Data entries:
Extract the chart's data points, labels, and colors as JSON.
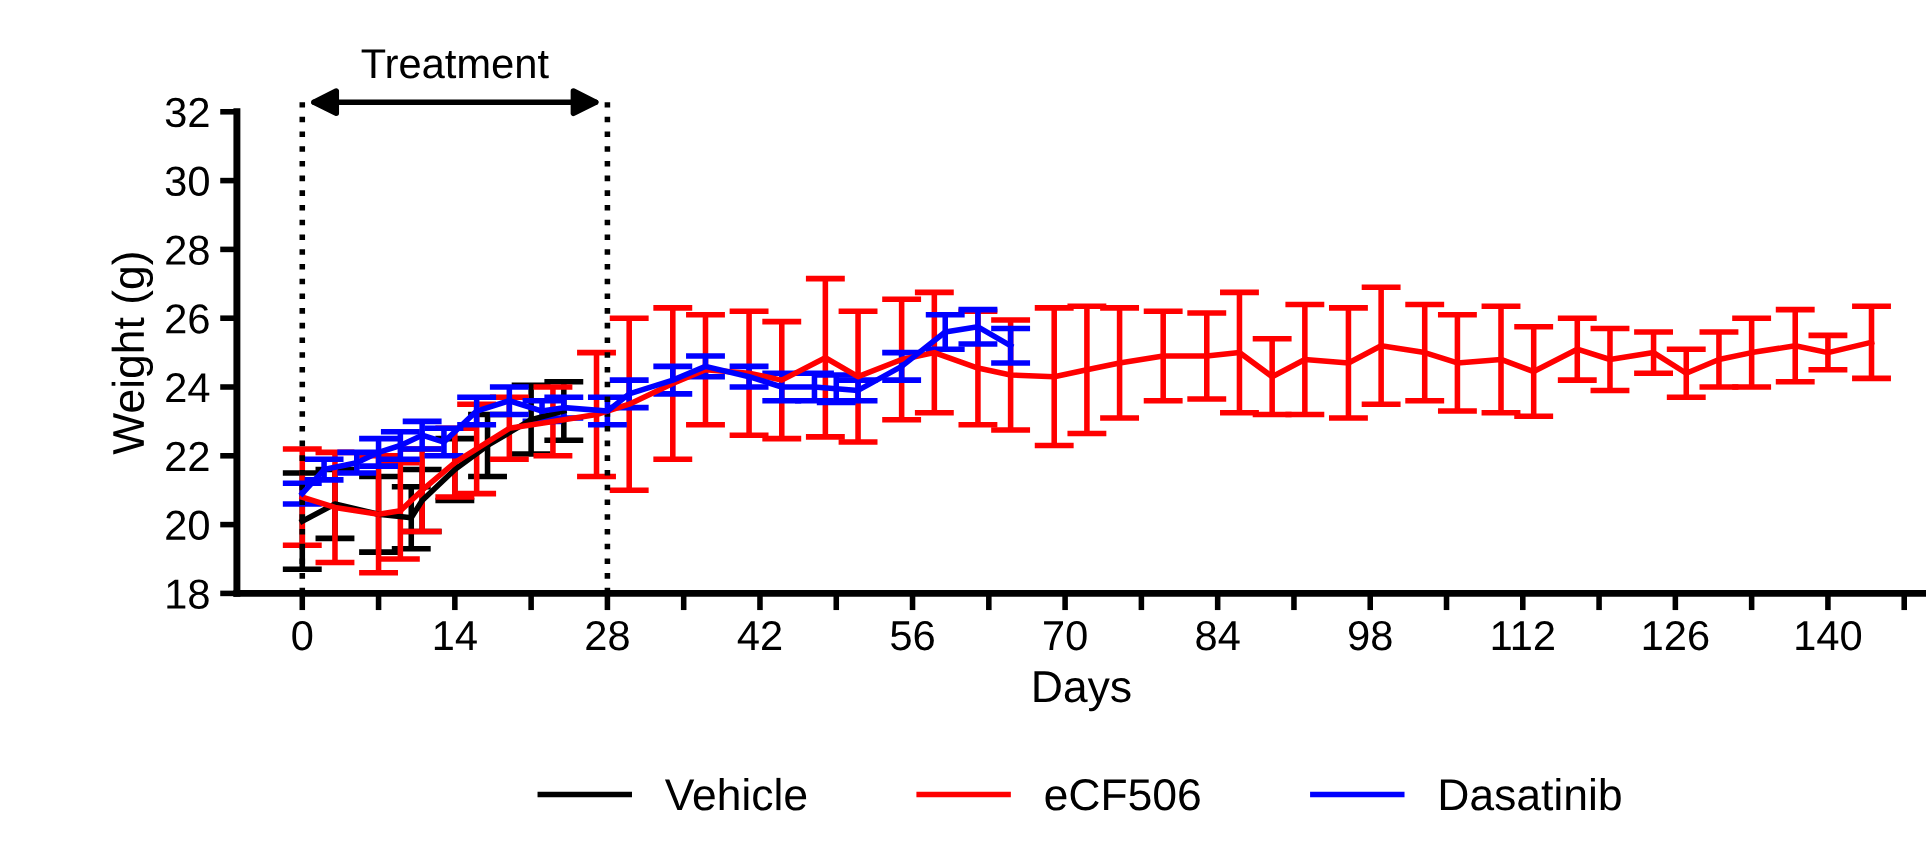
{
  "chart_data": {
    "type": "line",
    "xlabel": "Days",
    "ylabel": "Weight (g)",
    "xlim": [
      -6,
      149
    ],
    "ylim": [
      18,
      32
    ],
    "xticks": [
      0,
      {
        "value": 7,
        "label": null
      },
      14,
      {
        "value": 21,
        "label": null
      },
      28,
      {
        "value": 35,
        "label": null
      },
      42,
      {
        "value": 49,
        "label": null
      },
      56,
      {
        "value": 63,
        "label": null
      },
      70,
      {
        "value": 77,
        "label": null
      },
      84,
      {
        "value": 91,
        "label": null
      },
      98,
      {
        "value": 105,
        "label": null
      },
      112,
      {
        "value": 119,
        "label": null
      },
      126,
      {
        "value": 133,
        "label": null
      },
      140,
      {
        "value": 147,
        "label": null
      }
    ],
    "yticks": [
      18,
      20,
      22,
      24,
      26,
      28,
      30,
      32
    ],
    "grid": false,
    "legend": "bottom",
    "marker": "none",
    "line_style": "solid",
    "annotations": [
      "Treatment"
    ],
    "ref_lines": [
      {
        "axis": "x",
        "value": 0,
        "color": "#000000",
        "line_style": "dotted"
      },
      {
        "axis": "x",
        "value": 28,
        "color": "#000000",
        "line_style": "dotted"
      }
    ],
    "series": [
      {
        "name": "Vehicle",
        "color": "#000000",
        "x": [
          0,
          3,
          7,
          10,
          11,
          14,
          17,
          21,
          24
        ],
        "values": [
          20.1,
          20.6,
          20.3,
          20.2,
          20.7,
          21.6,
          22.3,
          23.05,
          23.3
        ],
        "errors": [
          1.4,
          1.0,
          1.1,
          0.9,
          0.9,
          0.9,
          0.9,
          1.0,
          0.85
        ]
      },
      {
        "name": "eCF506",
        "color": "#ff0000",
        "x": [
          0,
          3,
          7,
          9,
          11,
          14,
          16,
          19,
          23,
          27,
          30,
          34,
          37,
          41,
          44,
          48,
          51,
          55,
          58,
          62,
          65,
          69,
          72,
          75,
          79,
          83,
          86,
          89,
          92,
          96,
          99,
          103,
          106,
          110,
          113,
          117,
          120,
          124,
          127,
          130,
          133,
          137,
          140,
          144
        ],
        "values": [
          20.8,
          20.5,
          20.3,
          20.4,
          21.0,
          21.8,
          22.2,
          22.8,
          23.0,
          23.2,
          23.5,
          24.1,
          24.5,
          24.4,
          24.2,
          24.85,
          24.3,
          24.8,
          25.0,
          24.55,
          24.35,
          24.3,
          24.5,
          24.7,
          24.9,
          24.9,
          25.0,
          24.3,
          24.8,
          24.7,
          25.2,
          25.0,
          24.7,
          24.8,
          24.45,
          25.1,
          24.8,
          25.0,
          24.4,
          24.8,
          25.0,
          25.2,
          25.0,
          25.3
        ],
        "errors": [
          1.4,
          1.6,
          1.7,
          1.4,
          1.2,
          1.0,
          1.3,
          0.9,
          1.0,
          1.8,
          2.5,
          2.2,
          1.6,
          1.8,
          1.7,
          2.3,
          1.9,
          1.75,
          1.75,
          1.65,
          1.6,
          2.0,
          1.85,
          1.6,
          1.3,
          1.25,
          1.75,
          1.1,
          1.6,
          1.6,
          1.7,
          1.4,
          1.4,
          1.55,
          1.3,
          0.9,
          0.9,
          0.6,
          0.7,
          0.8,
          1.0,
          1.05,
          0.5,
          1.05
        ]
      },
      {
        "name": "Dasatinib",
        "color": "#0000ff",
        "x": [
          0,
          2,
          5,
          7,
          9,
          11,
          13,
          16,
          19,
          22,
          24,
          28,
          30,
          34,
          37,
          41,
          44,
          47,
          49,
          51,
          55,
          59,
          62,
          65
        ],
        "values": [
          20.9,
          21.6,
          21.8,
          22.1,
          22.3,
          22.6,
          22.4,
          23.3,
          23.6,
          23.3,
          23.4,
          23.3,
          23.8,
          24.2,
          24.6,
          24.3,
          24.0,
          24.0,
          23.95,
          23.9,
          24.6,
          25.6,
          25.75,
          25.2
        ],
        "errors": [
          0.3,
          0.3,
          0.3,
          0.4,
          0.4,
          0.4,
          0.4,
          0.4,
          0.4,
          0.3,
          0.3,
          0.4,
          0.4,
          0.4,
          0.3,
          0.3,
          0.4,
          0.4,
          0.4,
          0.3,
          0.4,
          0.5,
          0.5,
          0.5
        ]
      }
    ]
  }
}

**Task requirements:** Print the whole listing above once more, word for word, without its pictures.

**The reply:**
Extract the chart's data points, labels, and colors as JSON.
{
  "chart_data": {
    "type": "line",
    "xlabel": "Days",
    "ylabel": "Weight (g)",
    "xlim": [
      -6,
      149
    ],
    "ylim": [
      18,
      32
    ],
    "xticks": [
      0,
      {
        "value": 7,
        "label": null
      },
      14,
      {
        "value": 21,
        "label": null
      },
      28,
      {
        "value": 35,
        "label": null
      },
      42,
      {
        "value": 49,
        "label": null
      },
      56,
      {
        "value": 63,
        "label": null
      },
      70,
      {
        "value": 77,
        "label": null
      },
      84,
      {
        "value": 91,
        "label": null
      },
      98,
      {
        "value": 105,
        "label": null
      },
      112,
      {
        "value": 119,
        "label": null
      },
      126,
      {
        "value": 133,
        "label": null
      },
      140,
      {
        "value": 147,
        "label": null
      }
    ],
    "yticks": [
      18,
      20,
      22,
      24,
      26,
      28,
      30,
      32
    ],
    "grid": false,
    "legend": "bottom",
    "marker": "none",
    "line_style": "solid",
    "annotations": [
      "Treatment"
    ],
    "ref_lines": [
      {
        "axis": "x",
        "value": 0,
        "color": "#000000",
        "line_style": "dotted"
      },
      {
        "axis": "x",
        "value": 28,
        "color": "#000000",
        "line_style": "dotted"
      }
    ],
    "series": [
      {
        "name": "Vehicle",
        "color": "#000000",
        "x": [
          0,
          3,
          7,
          10,
          11,
          14,
          17,
          21,
          24
        ],
        "values": [
          20.1,
          20.6,
          20.3,
          20.2,
          20.7,
          21.6,
          22.3,
          23.05,
          23.3
        ],
        "errors": [
          1.4,
          1.0,
          1.1,
          0.9,
          0.9,
          0.9,
          0.9,
          1.0,
          0.85
        ]
      },
      {
        "name": "eCF506",
        "color": "#ff0000",
        "x": [
          0,
          3,
          7,
          9,
          11,
          14,
          16,
          19,
          23,
          27,
          30,
          34,
          37,
          41,
          44,
          48,
          51,
          55,
          58,
          62,
          65,
          69,
          72,
          75,
          79,
          83,
          86,
          89,
          92,
          96,
          99,
          103,
          106,
          110,
          113,
          117,
          120,
          124,
          127,
          130,
          133,
          137,
          140,
          144
        ],
        "values": [
          20.8,
          20.5,
          20.3,
          20.4,
          21.0,
          21.8,
          22.2,
          22.8,
          23.0,
          23.2,
          23.5,
          24.1,
          24.5,
          24.4,
          24.2,
          24.85,
          24.3,
          24.8,
          25.0,
          24.55,
          24.35,
          24.3,
          24.5,
          24.7,
          24.9,
          24.9,
          25.0,
          24.3,
          24.8,
          24.7,
          25.2,
          25.0,
          24.7,
          24.8,
          24.45,
          25.1,
          24.8,
          25.0,
          24.4,
          24.8,
          25.0,
          25.2,
          25.0,
          25.3
        ],
        "errors": [
          1.4,
          1.6,
          1.7,
          1.4,
          1.2,
          1.0,
          1.3,
          0.9,
          1.0,
          1.8,
          2.5,
          2.2,
          1.6,
          1.8,
          1.7,
          2.3,
          1.9,
          1.75,
          1.75,
          1.65,
          1.6,
          2.0,
          1.85,
          1.6,
          1.3,
          1.25,
          1.75,
          1.1,
          1.6,
          1.6,
          1.7,
          1.4,
          1.4,
          1.55,
          1.3,
          0.9,
          0.9,
          0.6,
          0.7,
          0.8,
          1.0,
          1.05,
          0.5,
          1.05
        ]
      },
      {
        "name": "Dasatinib",
        "color": "#0000ff",
        "x": [
          0,
          2,
          5,
          7,
          9,
          11,
          13,
          16,
          19,
          22,
          24,
          28,
          30,
          34,
          37,
          41,
          44,
          47,
          49,
          51,
          55,
          59,
          62,
          65
        ],
        "values": [
          20.9,
          21.6,
          21.8,
          22.1,
          22.3,
          22.6,
          22.4,
          23.3,
          23.6,
          23.3,
          23.4,
          23.3,
          23.8,
          24.2,
          24.6,
          24.3,
          24.0,
          24.0,
          23.95,
          23.9,
          24.6,
          25.6,
          25.75,
          25.2
        ],
        "errors": [
          0.3,
          0.3,
          0.3,
          0.4,
          0.4,
          0.4,
          0.4,
          0.4,
          0.4,
          0.3,
          0.3,
          0.4,
          0.4,
          0.4,
          0.3,
          0.3,
          0.4,
          0.4,
          0.4,
          0.3,
          0.4,
          0.5,
          0.5,
          0.5
        ]
      }
    ]
  }
}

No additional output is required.